* [SUPPLIED DATA]:
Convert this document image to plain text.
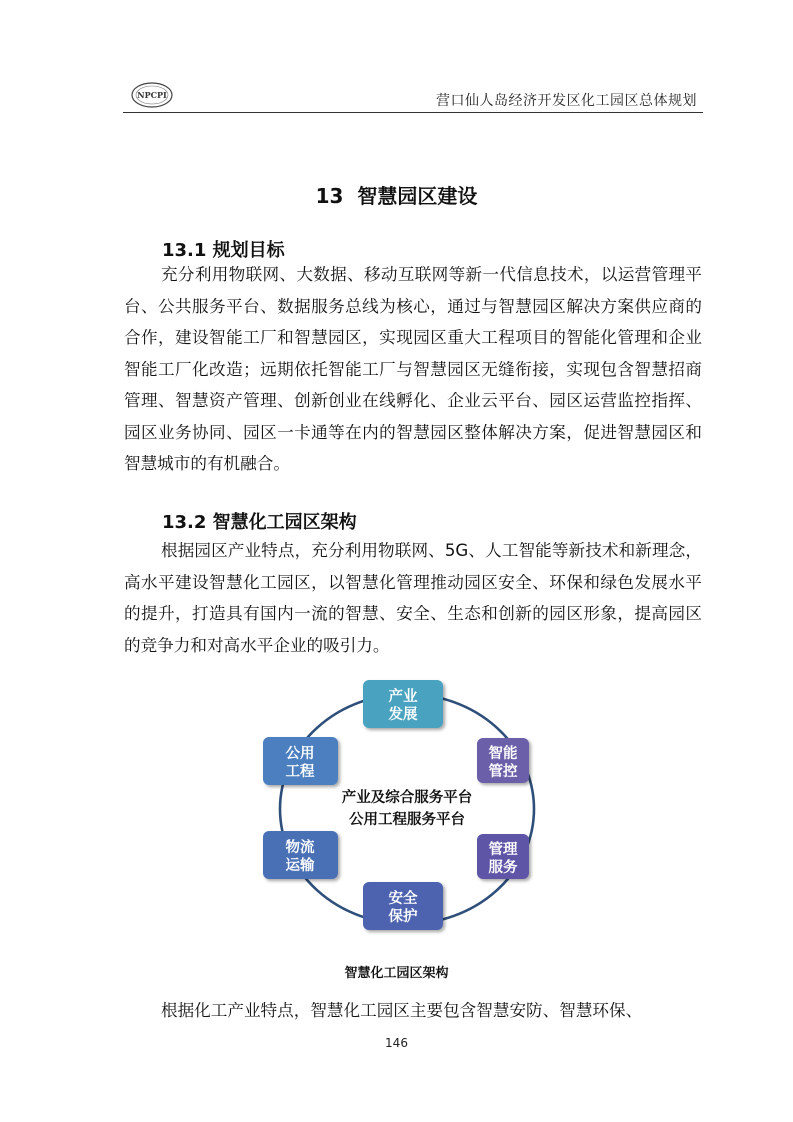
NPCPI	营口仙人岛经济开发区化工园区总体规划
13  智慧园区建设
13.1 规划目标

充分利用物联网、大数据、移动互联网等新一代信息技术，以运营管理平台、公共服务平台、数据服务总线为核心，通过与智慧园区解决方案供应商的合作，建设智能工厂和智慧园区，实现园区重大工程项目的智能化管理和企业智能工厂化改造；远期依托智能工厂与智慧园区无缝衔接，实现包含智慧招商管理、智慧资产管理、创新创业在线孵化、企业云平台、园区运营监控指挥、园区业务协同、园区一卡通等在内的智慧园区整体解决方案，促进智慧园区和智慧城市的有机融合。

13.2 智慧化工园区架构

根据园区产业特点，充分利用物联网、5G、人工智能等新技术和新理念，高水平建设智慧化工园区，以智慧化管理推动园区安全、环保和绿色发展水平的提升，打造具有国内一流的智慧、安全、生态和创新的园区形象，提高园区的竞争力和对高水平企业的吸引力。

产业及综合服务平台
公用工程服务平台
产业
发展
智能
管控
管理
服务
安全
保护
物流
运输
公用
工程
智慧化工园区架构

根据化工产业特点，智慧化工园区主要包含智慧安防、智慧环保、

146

* * *

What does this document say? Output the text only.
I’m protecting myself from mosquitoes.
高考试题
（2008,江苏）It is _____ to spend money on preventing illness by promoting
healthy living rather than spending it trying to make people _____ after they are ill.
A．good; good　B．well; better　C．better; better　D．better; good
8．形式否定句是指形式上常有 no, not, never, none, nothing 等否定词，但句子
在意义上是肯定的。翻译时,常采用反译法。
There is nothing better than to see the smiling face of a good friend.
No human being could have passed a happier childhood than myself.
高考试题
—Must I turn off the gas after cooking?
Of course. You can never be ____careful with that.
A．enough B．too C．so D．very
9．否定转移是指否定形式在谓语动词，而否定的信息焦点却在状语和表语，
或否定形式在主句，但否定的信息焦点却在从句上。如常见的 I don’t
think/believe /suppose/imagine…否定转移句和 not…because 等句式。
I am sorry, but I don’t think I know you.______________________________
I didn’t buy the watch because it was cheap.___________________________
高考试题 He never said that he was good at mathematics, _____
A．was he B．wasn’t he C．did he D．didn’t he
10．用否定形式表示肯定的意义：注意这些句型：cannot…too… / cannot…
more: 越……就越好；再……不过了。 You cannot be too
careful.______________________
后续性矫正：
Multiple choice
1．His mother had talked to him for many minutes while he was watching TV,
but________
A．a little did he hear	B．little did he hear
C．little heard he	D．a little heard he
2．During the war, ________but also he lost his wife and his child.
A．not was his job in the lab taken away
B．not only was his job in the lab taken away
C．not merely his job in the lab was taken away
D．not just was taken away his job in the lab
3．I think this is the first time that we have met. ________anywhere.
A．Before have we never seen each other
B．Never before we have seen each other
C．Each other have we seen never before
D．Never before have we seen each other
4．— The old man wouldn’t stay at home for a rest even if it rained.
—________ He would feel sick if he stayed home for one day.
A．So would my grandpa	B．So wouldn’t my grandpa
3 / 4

---

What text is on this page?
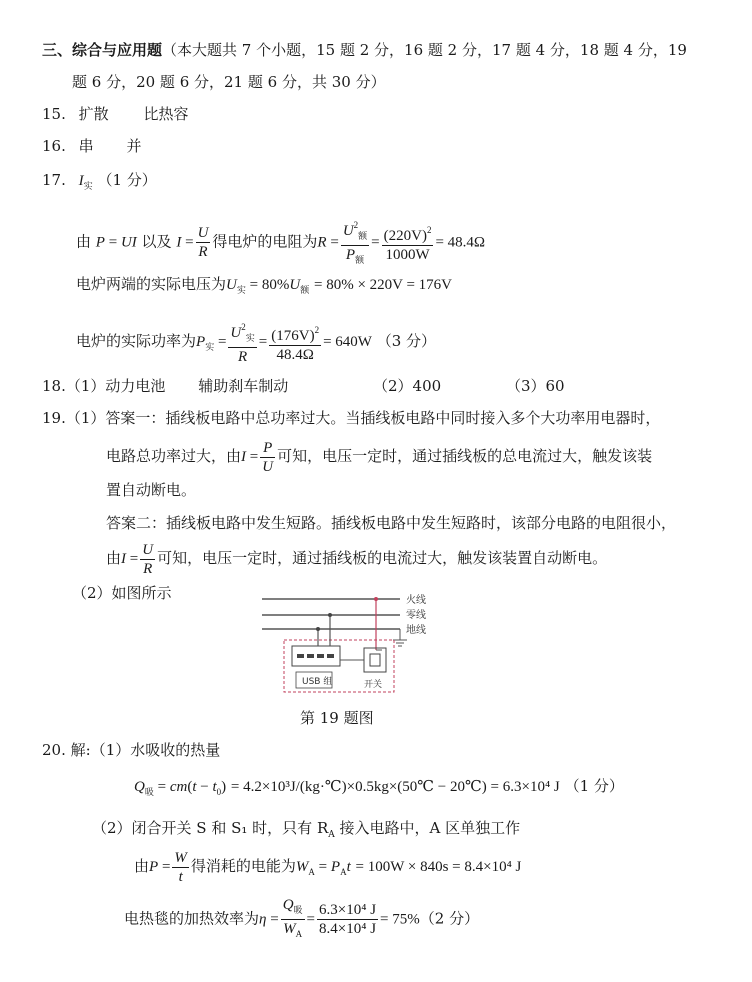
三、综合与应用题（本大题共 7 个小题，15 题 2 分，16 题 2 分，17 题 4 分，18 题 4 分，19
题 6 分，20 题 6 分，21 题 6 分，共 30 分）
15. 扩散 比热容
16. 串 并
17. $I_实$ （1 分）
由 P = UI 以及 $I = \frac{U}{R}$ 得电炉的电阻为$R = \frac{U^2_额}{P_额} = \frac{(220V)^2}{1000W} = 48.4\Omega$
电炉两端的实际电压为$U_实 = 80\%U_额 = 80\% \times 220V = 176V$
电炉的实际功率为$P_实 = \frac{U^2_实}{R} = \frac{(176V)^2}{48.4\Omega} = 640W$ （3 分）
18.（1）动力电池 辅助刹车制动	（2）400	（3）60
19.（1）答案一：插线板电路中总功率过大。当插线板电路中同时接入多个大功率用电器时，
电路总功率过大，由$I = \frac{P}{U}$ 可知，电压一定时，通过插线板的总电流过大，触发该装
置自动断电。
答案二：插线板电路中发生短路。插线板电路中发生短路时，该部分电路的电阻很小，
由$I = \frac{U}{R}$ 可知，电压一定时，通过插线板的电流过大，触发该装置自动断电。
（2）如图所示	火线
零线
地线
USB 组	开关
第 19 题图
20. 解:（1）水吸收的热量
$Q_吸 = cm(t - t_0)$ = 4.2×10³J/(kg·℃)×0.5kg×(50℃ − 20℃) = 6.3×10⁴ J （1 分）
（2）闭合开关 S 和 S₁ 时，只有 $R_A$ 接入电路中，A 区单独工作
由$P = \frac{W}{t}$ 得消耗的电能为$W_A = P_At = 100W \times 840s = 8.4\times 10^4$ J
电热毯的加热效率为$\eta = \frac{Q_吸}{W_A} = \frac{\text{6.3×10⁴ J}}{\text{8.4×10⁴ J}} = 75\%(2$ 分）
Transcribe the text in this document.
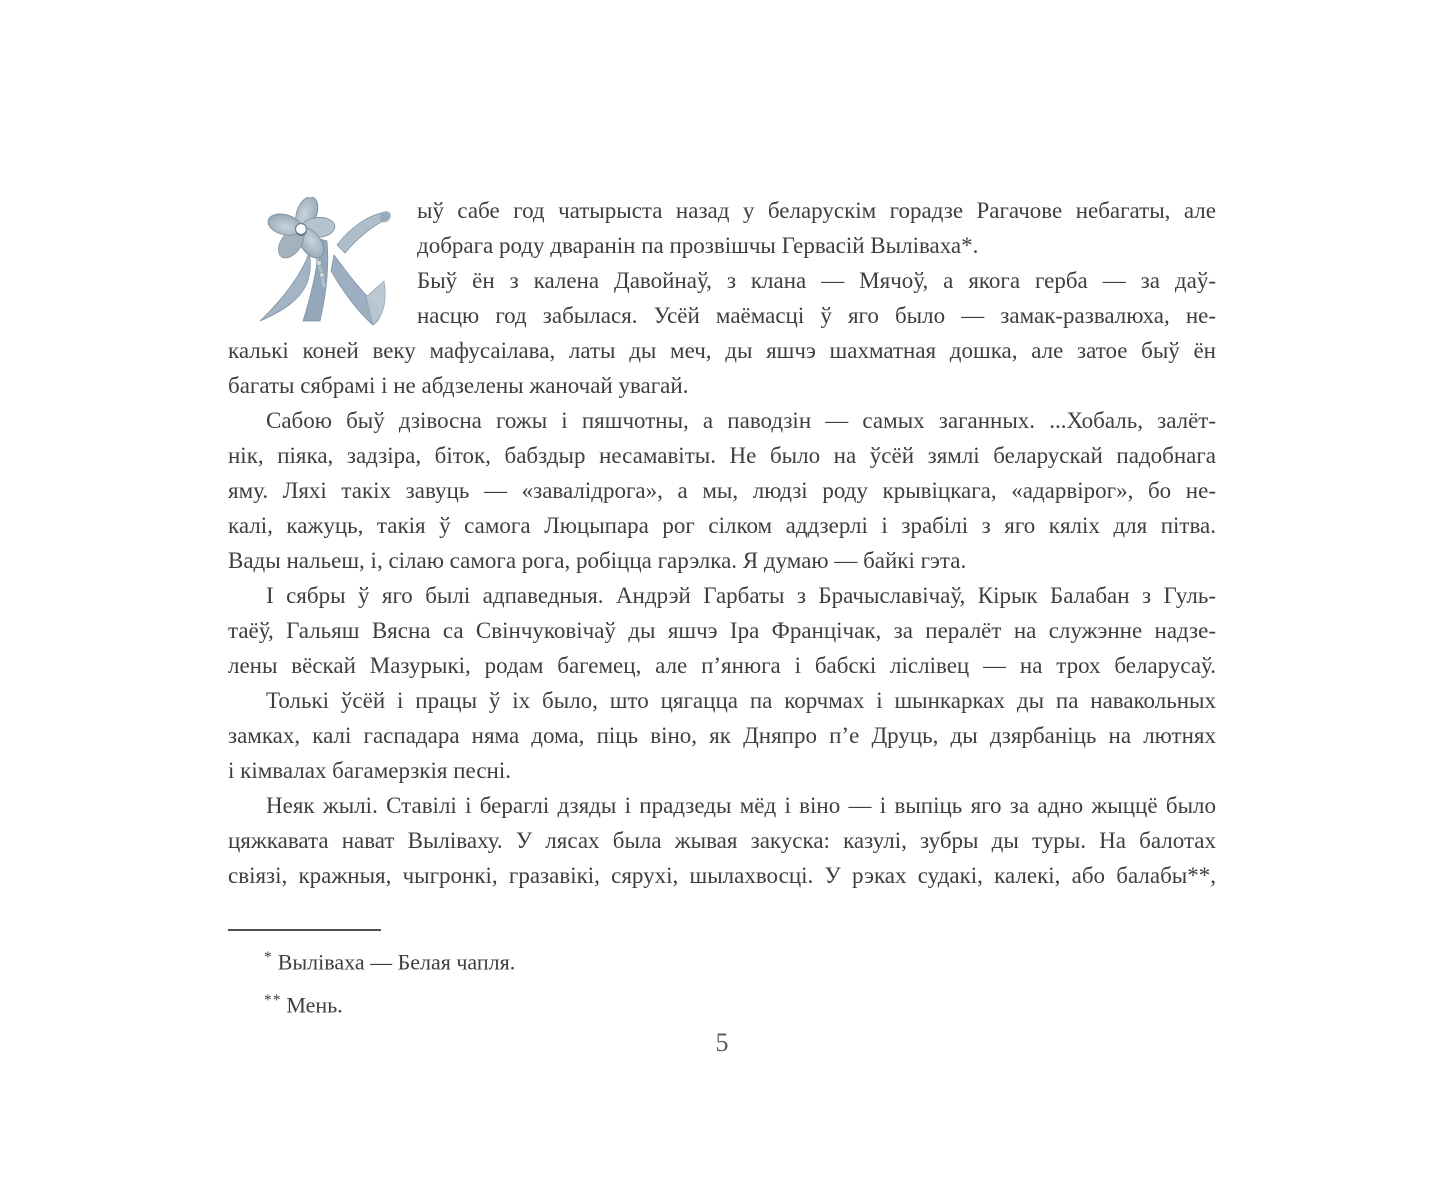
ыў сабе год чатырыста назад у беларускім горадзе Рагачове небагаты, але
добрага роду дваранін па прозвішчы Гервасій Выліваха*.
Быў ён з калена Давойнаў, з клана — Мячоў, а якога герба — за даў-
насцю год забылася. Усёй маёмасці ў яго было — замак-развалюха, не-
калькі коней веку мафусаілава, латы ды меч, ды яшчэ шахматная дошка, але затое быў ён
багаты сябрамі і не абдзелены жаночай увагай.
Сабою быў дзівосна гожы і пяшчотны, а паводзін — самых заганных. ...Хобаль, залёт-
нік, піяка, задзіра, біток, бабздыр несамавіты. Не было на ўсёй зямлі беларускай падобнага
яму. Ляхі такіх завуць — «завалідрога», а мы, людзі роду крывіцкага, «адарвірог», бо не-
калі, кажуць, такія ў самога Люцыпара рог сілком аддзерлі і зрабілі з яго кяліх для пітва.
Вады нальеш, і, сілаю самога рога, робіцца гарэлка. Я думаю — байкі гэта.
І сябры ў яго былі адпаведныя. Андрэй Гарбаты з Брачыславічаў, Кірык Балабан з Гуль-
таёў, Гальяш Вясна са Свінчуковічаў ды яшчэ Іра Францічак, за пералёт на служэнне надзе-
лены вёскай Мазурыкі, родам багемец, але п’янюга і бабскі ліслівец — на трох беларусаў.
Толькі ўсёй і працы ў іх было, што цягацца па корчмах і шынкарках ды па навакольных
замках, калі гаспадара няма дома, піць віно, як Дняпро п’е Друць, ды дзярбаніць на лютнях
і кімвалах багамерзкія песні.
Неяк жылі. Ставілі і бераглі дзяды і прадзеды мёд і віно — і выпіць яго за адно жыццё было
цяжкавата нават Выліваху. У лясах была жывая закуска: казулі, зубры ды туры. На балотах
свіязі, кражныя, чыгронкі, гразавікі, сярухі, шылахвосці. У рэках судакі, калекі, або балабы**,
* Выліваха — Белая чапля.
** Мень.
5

* [REQUEST]:
Above are the records. Copy every line in them holding "电压一定时".

* [OUTPUT OF THE TASK]:
电路总功率过大，由$I = \frac{P}{U}$ 可知，电压一定时，通过插线板的总电流过大，触发该装
由$I = \frac{U}{R}$ 可知，电压一定时，通过插线板的电流过大，触发该装置自动断电。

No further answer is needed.